## Task statement
Reproduce every line of the data from the line with "Localize all elements." to the line with "live-reload-indicator <box>540 1196", including both of those lines, and nothing else.

## Records
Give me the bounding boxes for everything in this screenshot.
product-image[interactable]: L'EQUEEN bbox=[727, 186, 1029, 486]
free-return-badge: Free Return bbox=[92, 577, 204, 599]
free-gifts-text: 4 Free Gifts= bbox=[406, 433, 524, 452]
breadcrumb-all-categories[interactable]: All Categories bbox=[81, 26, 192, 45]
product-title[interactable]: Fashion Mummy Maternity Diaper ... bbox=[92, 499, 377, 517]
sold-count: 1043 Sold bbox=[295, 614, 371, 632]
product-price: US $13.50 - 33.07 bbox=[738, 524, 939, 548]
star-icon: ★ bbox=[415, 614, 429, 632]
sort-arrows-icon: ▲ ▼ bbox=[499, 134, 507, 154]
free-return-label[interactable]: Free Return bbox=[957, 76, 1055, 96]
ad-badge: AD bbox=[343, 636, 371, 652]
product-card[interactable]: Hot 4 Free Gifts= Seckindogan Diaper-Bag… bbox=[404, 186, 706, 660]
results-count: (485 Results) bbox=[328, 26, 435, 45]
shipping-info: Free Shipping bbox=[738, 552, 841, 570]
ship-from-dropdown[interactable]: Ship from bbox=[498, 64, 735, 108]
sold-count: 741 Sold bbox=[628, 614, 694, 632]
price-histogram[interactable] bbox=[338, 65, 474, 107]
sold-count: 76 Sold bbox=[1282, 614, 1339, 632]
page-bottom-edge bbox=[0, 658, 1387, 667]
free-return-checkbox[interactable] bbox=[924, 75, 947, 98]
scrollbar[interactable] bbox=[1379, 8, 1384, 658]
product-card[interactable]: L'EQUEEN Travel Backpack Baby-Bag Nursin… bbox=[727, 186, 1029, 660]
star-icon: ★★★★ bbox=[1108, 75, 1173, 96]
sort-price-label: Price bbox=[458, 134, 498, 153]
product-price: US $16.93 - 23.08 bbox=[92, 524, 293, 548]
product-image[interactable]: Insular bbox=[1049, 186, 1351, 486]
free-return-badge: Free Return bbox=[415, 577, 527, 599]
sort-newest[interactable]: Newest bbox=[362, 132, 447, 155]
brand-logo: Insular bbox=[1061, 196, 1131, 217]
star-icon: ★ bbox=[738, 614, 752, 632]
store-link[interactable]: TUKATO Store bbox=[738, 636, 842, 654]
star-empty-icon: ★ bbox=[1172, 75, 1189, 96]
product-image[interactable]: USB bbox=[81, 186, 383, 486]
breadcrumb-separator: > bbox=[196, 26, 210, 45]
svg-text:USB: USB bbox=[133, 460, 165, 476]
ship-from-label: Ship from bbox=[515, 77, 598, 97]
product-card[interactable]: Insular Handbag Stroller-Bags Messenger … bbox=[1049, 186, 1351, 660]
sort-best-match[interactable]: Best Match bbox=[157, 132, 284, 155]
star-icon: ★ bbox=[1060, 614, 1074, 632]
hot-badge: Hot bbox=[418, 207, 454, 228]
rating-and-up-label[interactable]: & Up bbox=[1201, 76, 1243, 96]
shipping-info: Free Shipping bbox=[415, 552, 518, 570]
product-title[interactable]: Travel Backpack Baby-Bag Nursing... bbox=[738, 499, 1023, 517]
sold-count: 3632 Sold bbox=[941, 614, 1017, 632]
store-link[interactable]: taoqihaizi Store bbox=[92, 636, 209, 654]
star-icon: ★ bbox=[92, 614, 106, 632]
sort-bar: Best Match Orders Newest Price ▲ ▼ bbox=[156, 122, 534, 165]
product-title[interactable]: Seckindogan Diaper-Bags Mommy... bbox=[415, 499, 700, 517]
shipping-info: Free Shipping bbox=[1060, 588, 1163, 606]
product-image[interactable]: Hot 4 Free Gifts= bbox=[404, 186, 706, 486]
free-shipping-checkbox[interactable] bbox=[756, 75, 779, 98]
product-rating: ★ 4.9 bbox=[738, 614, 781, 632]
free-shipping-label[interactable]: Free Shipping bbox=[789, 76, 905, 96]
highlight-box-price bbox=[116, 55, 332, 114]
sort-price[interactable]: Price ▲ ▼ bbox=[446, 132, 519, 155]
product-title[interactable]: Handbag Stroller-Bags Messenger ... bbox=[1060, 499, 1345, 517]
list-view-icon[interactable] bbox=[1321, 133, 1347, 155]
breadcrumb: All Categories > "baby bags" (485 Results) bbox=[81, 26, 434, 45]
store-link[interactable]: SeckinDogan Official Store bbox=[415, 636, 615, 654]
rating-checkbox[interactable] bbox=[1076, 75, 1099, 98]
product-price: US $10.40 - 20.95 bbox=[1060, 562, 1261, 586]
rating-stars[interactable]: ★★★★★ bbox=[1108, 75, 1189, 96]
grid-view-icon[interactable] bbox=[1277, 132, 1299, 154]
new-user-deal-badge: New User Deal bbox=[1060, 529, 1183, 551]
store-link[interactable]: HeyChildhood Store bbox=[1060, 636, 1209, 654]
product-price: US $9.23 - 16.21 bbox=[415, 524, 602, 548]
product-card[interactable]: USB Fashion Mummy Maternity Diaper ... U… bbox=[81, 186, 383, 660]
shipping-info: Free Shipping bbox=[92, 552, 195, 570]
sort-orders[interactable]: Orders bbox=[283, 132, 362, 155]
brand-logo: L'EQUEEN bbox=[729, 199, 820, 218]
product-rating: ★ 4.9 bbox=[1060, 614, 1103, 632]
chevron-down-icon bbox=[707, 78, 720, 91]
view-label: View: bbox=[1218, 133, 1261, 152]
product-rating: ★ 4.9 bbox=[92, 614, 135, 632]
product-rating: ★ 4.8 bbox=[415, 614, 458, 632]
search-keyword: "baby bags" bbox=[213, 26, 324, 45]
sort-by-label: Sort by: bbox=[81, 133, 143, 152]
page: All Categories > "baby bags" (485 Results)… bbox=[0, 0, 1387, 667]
* * *
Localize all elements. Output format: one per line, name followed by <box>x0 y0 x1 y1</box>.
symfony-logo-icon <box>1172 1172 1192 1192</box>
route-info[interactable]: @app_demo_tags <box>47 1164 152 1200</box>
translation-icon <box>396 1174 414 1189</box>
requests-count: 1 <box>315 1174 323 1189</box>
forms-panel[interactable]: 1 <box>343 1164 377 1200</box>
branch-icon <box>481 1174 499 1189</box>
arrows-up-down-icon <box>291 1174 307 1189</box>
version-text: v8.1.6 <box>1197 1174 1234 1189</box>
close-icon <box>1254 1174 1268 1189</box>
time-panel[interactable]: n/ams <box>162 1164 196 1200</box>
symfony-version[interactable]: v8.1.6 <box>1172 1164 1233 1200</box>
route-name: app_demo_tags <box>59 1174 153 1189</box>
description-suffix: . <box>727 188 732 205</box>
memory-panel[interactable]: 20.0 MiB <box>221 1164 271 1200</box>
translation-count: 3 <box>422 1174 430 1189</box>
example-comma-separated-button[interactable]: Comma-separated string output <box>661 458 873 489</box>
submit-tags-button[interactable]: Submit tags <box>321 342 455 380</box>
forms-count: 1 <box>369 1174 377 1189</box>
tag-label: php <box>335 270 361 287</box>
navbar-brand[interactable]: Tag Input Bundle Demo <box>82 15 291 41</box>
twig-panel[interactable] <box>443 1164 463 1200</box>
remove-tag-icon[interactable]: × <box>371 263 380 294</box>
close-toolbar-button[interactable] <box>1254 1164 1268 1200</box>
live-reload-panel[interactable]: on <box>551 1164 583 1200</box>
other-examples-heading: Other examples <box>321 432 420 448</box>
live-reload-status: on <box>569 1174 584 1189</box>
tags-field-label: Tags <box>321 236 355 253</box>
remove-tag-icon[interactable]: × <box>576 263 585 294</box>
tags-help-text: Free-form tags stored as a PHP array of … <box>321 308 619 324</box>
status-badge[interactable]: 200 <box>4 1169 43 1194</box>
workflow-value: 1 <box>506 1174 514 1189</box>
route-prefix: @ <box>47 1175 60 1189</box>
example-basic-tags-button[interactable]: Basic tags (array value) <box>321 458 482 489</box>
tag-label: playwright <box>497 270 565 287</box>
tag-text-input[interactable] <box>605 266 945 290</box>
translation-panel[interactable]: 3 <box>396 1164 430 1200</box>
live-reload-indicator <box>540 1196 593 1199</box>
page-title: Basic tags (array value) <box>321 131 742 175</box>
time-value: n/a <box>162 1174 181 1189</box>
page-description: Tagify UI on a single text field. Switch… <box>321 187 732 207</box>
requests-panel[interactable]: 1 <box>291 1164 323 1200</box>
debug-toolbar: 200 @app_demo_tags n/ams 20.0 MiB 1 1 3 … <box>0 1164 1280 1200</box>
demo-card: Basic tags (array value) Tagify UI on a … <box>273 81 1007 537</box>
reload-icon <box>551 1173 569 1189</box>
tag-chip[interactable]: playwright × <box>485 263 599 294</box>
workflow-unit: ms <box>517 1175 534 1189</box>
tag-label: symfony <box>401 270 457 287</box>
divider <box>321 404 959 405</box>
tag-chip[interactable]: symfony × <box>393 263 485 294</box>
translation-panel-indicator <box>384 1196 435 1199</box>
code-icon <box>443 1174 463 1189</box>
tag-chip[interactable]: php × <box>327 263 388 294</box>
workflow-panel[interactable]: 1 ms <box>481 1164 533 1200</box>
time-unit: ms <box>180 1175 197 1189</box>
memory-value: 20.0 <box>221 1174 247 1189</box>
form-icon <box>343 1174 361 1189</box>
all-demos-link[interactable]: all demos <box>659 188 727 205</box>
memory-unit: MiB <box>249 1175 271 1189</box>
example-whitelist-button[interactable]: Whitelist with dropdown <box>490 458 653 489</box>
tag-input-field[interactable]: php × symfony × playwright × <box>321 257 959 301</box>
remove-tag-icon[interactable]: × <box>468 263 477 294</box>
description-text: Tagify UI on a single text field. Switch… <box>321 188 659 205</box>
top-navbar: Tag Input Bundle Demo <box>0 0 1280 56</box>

## Solution
Localize all elements. Output format: one per line, name followed by <box>x0 y0 x1 y1</box>.
symfony-logo-icon <box>1172 1172 1192 1192</box>
route-info[interactable]: @app_demo_tags <box>47 1164 152 1200</box>
translation-icon <box>396 1174 414 1189</box>
requests-count: 1 <box>315 1174 323 1189</box>
forms-panel[interactable]: 1 <box>343 1164 377 1200</box>
branch-icon <box>481 1174 499 1189</box>
arrows-up-down-icon <box>291 1174 307 1189</box>
version-text: v8.1.6 <box>1197 1174 1234 1189</box>
close-icon <box>1254 1174 1268 1189</box>
time-panel[interactable]: n/ams <box>162 1164 196 1200</box>
symfony-version[interactable]: v8.1.6 <box>1172 1164 1233 1200</box>
route-name: app_demo_tags <box>59 1174 153 1189</box>
description-suffix: . <box>727 188 732 205</box>
memory-panel[interactable]: 20.0 MiB <box>221 1164 271 1200</box>
translation-count: 3 <box>422 1174 430 1189</box>
example-comma-separated-button[interactable]: Comma-separated string output <box>661 458 873 489</box>
submit-tags-button[interactable]: Submit tags <box>321 342 455 380</box>
forms-count: 1 <box>369 1174 377 1189</box>
tag-label: php <box>335 270 361 287</box>
navbar-brand[interactable]: Tag Input Bundle Demo <box>82 15 291 41</box>
twig-panel[interactable] <box>443 1164 463 1200</box>
remove-tag-icon[interactable]: × <box>371 263 380 294</box>
close-toolbar-button[interactable] <box>1254 1164 1268 1200</box>
live-reload-panel[interactable]: on <box>551 1164 583 1200</box>
other-examples-heading: Other examples <box>321 432 420 448</box>
live-reload-status: on <box>569 1174 584 1189</box>
tags-field-label: Tags <box>321 236 355 253</box>
remove-tag-icon[interactable]: × <box>576 263 585 294</box>
tags-help-text: Free-form tags stored as a PHP array of … <box>321 308 619 324</box>
status-badge[interactable]: 200 <box>4 1169 43 1194</box>
workflow-value: 1 <box>506 1174 514 1189</box>
route-prefix: @ <box>47 1175 60 1189</box>
example-basic-tags-button[interactable]: Basic tags (array value) <box>321 458 482 489</box>
tag-label: playwright <box>497 270 565 287</box>
tag-text-input[interactable] <box>605 266 945 290</box>
translation-panel[interactable]: 3 <box>396 1164 430 1200</box>
live-reload-indicator <box>540 1196 593 1199</box>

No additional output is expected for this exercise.